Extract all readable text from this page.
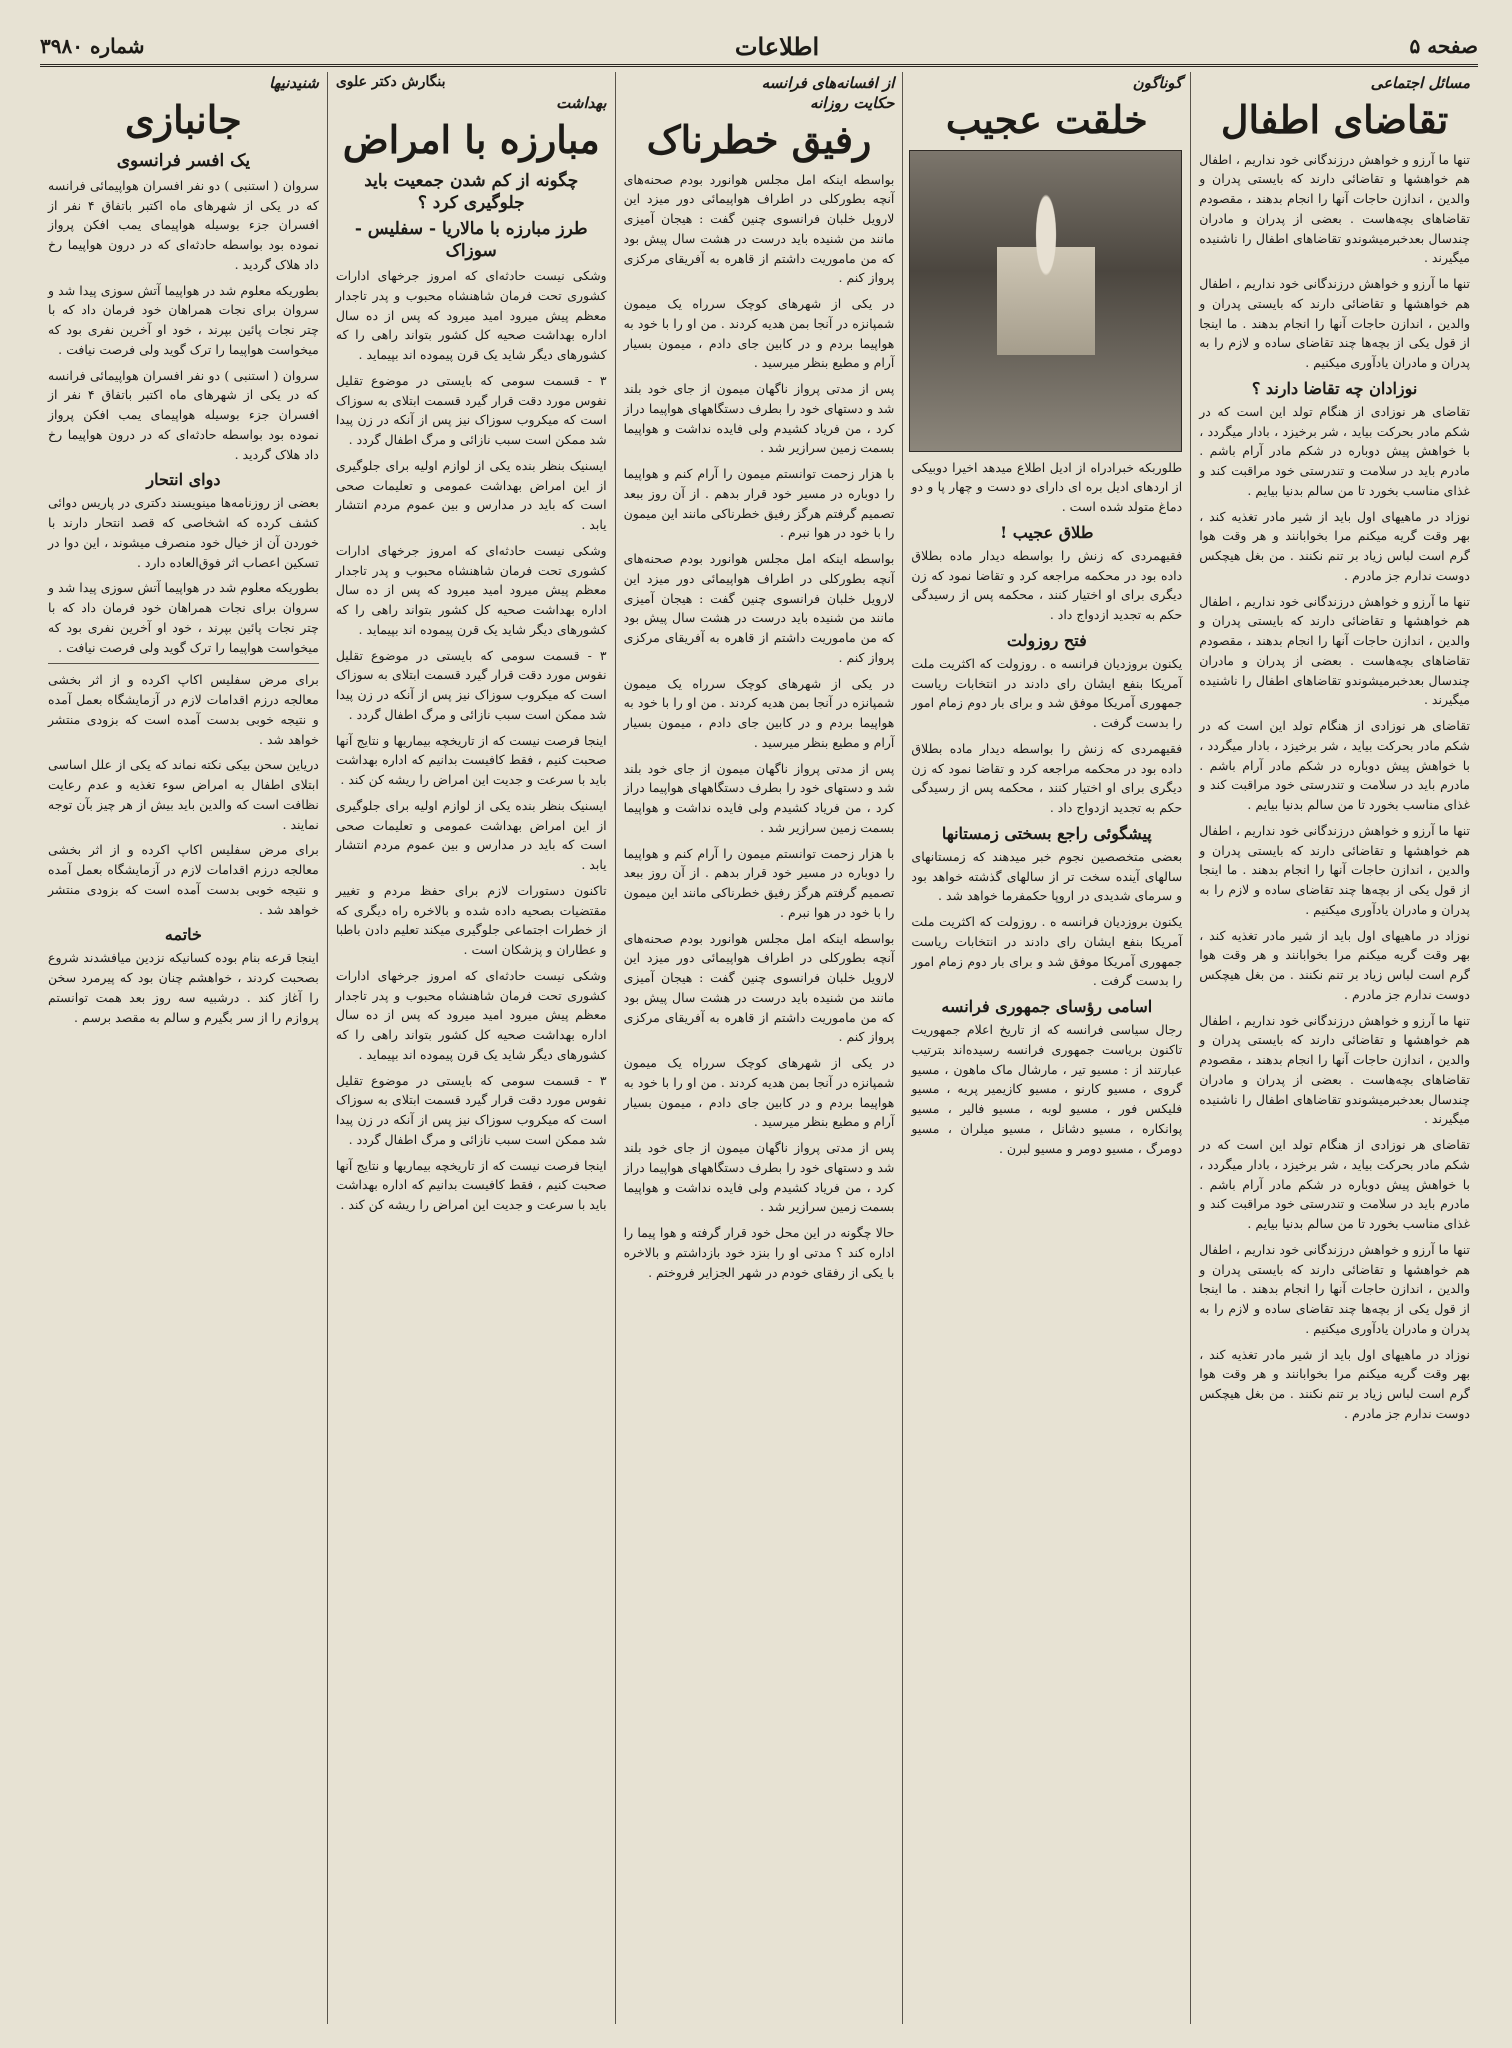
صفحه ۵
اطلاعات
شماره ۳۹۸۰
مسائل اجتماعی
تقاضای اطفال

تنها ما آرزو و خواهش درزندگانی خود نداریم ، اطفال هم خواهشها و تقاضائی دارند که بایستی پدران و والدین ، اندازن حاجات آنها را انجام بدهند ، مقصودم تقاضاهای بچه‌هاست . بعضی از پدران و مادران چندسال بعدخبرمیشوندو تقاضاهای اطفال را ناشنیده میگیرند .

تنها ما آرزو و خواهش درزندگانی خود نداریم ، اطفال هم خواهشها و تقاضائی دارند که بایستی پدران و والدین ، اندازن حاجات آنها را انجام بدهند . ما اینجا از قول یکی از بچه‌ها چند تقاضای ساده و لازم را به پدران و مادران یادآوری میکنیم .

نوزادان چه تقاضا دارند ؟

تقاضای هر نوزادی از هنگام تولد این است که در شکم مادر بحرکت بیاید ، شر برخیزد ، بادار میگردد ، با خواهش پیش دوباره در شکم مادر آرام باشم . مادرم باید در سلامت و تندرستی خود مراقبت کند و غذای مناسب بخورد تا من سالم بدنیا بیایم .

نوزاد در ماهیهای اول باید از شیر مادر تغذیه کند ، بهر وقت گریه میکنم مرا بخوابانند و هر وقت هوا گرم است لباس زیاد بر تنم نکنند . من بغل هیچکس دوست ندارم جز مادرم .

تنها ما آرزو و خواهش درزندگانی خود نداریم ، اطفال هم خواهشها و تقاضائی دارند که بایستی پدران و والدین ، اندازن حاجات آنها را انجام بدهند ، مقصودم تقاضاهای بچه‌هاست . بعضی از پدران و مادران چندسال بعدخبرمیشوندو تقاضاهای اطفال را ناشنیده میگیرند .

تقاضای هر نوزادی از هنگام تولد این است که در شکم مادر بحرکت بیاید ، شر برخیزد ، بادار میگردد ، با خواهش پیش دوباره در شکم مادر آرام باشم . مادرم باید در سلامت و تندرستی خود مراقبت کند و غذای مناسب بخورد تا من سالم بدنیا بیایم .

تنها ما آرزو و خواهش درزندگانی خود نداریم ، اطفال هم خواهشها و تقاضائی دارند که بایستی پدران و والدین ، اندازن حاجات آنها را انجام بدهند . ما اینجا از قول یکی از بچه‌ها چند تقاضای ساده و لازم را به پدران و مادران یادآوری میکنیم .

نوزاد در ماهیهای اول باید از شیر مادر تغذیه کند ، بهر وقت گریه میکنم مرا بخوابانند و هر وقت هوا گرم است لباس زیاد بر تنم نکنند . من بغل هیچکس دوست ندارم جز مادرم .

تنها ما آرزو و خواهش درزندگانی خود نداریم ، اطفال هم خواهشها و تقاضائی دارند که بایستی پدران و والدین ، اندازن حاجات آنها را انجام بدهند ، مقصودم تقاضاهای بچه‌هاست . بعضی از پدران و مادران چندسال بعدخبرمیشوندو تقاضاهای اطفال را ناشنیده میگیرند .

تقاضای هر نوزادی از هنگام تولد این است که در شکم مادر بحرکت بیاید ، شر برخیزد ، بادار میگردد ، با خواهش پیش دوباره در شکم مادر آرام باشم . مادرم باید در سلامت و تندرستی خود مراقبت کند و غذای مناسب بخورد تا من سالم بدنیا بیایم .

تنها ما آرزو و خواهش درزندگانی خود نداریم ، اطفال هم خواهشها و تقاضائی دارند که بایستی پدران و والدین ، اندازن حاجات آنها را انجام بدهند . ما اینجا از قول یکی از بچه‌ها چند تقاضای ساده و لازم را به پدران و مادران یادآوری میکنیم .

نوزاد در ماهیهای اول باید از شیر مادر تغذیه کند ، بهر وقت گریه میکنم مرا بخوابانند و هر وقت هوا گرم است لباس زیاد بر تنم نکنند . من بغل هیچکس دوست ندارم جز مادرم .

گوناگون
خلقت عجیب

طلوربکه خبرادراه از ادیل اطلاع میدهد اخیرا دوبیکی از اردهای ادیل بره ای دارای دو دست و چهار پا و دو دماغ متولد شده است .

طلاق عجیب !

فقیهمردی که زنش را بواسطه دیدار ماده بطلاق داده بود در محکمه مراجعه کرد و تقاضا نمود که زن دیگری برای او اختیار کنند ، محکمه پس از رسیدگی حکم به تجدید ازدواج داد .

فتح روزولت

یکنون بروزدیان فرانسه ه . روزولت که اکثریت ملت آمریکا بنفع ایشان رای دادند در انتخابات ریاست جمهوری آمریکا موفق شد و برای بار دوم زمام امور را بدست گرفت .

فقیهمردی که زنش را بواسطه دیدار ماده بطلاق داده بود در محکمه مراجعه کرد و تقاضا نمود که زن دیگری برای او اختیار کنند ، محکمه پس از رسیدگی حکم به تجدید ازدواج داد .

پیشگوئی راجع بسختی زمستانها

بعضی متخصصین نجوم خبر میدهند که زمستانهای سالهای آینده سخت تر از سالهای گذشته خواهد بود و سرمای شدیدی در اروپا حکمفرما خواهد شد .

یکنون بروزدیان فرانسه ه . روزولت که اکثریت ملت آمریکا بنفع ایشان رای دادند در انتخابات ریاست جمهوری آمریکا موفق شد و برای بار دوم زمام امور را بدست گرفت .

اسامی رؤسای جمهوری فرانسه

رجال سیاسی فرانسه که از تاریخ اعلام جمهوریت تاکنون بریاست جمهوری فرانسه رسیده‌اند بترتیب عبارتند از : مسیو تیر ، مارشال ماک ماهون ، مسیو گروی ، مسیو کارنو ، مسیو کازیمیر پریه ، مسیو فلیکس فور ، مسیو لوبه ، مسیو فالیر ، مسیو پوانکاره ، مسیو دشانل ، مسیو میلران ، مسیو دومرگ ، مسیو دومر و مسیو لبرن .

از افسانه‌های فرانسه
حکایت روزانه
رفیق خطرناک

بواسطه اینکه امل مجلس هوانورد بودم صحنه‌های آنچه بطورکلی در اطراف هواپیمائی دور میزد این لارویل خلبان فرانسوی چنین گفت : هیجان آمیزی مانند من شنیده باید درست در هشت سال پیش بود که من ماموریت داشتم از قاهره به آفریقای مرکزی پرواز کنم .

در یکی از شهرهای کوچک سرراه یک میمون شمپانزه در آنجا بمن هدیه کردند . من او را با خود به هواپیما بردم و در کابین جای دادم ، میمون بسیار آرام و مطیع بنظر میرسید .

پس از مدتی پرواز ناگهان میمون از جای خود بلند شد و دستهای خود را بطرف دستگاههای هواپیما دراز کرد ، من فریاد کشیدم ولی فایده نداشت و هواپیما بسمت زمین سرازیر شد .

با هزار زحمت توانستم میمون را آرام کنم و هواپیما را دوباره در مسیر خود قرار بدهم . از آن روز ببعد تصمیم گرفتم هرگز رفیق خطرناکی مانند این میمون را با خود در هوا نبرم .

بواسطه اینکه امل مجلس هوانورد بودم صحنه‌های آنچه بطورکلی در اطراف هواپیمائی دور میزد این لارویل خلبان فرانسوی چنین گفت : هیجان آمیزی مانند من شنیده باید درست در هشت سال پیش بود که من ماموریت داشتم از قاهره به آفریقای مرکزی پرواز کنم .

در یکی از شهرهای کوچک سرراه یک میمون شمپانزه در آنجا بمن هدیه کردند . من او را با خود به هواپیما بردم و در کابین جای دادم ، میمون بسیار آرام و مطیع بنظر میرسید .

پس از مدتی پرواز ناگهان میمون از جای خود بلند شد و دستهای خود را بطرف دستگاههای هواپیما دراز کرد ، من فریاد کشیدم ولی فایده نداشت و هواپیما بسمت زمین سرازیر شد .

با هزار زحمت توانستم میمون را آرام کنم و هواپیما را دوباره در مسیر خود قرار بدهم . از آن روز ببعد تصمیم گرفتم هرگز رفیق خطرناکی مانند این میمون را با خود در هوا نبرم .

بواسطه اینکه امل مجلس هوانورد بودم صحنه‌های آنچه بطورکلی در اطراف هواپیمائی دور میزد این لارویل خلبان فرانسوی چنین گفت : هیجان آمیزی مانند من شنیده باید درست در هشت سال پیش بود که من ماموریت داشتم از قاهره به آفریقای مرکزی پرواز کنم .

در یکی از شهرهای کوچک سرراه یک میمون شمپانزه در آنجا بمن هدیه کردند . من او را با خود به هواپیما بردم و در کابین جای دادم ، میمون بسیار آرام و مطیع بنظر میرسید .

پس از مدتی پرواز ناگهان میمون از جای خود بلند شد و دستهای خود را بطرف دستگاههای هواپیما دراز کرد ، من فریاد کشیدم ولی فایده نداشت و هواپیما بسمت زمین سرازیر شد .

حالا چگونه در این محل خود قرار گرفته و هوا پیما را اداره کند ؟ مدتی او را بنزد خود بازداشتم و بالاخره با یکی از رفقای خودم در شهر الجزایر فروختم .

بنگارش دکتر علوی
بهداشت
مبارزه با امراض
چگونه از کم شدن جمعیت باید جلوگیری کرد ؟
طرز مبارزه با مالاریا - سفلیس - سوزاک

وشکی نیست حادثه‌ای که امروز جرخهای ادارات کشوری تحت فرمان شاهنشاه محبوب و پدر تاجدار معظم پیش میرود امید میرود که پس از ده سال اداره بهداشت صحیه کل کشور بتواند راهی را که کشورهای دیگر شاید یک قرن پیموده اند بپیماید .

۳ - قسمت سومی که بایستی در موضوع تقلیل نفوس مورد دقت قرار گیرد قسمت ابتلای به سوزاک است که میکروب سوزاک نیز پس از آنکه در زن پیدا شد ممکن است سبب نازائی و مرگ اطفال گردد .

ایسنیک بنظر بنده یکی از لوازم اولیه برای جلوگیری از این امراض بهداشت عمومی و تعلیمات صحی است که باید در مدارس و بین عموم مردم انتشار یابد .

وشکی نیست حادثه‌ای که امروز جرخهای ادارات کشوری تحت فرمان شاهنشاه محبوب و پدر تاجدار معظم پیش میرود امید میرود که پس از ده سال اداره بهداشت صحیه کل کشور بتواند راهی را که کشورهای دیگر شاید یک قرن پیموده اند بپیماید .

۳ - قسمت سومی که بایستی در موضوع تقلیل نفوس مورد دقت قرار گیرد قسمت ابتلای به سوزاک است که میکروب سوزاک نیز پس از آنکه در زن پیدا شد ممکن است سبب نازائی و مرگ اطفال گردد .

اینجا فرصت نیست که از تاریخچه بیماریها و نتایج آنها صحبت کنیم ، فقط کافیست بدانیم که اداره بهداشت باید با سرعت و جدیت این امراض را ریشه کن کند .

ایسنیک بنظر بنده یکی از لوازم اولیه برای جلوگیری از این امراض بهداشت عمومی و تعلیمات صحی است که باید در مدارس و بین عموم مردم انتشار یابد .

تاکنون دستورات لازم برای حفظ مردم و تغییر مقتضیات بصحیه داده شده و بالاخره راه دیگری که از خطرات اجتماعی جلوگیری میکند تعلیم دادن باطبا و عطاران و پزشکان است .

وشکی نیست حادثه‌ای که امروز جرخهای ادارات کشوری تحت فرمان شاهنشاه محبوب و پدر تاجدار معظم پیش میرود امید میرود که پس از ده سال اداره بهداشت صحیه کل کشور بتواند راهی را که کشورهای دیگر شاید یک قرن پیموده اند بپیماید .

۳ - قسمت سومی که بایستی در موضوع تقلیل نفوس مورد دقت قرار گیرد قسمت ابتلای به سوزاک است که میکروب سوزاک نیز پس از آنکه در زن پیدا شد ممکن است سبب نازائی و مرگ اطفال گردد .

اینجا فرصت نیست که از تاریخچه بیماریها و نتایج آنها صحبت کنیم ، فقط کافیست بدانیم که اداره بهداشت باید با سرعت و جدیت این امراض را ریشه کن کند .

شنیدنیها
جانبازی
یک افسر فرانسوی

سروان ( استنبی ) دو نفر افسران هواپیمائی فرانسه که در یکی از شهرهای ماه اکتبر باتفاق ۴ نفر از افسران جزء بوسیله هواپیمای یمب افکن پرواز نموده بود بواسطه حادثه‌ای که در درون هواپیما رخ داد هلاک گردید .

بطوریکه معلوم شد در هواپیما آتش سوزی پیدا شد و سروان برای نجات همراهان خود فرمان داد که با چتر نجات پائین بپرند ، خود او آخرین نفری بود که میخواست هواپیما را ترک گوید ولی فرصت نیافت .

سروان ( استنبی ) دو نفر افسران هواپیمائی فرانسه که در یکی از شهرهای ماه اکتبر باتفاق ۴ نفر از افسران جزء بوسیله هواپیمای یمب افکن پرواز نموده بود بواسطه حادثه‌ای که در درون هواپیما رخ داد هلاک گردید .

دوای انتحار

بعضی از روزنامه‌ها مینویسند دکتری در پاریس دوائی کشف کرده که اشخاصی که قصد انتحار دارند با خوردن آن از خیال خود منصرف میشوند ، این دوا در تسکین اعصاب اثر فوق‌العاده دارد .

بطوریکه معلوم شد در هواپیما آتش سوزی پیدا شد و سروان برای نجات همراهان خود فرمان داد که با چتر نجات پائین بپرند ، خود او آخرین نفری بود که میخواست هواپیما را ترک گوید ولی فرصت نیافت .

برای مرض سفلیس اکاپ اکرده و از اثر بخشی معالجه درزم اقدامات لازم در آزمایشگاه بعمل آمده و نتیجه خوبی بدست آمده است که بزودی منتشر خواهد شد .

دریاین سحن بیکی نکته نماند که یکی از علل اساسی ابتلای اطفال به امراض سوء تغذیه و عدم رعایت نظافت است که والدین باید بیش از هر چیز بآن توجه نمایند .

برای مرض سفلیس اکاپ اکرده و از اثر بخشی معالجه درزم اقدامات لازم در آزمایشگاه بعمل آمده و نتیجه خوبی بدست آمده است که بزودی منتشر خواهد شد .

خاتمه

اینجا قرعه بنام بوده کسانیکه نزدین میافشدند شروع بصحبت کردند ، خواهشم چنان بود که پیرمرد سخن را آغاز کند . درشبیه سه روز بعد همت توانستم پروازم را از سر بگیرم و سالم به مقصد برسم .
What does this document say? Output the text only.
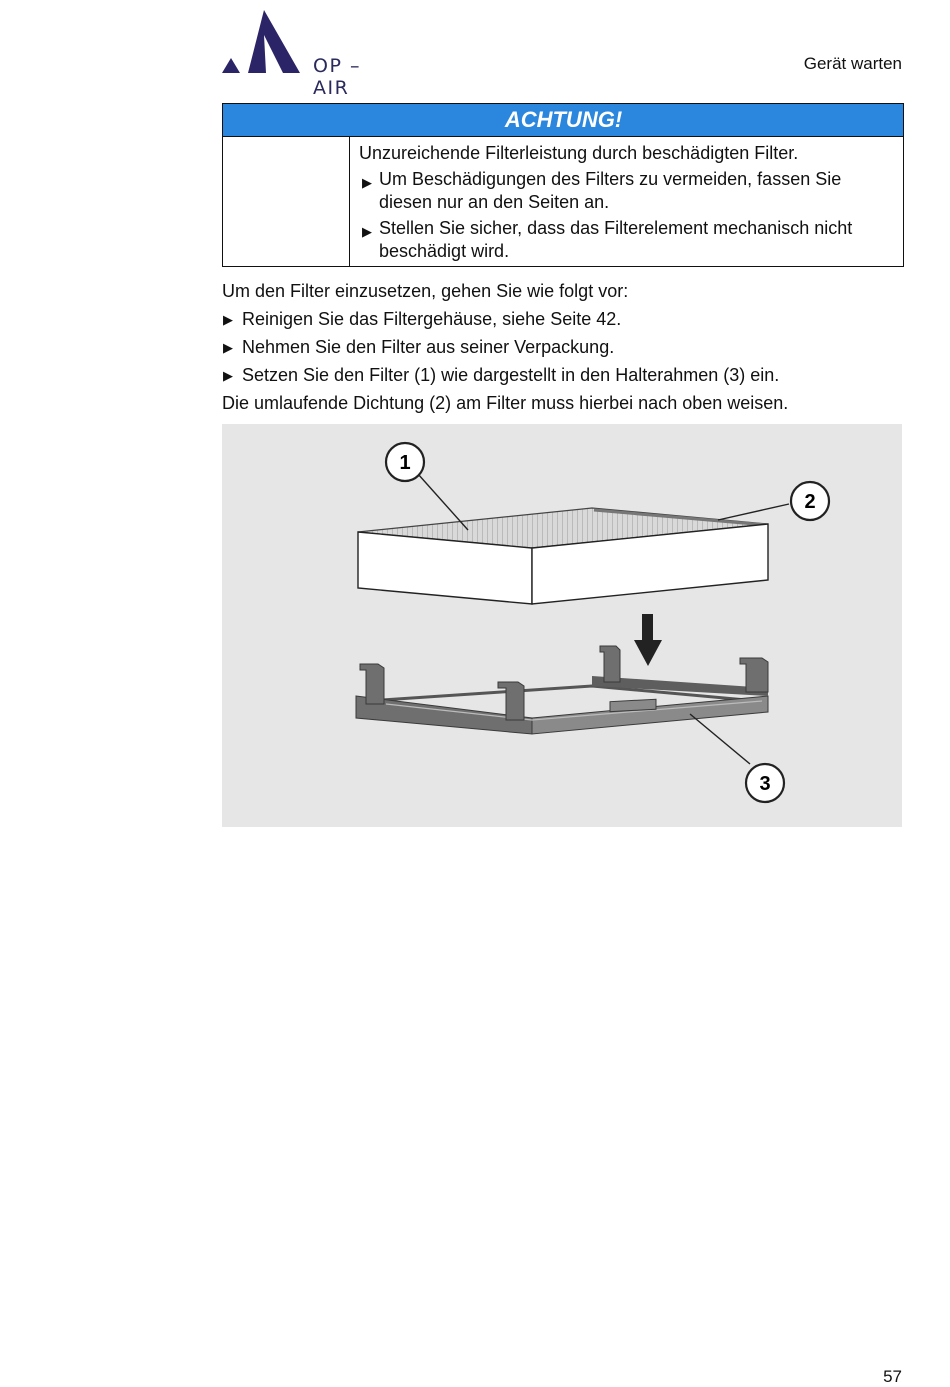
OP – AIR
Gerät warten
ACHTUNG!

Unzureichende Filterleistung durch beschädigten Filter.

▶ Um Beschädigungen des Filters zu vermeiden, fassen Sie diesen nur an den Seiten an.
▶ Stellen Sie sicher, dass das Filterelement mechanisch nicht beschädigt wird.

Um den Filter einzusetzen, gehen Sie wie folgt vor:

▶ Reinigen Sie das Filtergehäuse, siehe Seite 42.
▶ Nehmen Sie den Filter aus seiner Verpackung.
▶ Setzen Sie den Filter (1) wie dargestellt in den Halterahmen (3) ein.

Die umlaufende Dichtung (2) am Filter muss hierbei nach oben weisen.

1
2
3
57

Work to be completed: Copy exactly the lines from the line containing "What does this" through the last line of the records above, both included, and leave out any pictures.

Problem solution:
What does this document say? Output the text only.
OP – AIR
Gerät warten
ACHTUNG!

Unzureichende Filterleistung durch beschädigten Filter.

▶ Um Beschädigungen des Filters zu vermeiden, fassen Sie diesen nur an den Seiten an.
▶ Stellen Sie sicher, dass das Filterelement mechanisch nicht beschädigt wird.

Um den Filter einzusetzen, gehen Sie wie folgt vor:

▶ Reinigen Sie das Filtergehäuse, siehe Seite 42.
▶ Nehmen Sie den Filter aus seiner Verpackung.
▶ Setzen Sie den Filter (1) wie dargestellt in den Halterahmen (3) ein.

Die umlaufende Dichtung (2) am Filter muss hierbei nach oben weisen.

1
2
3
57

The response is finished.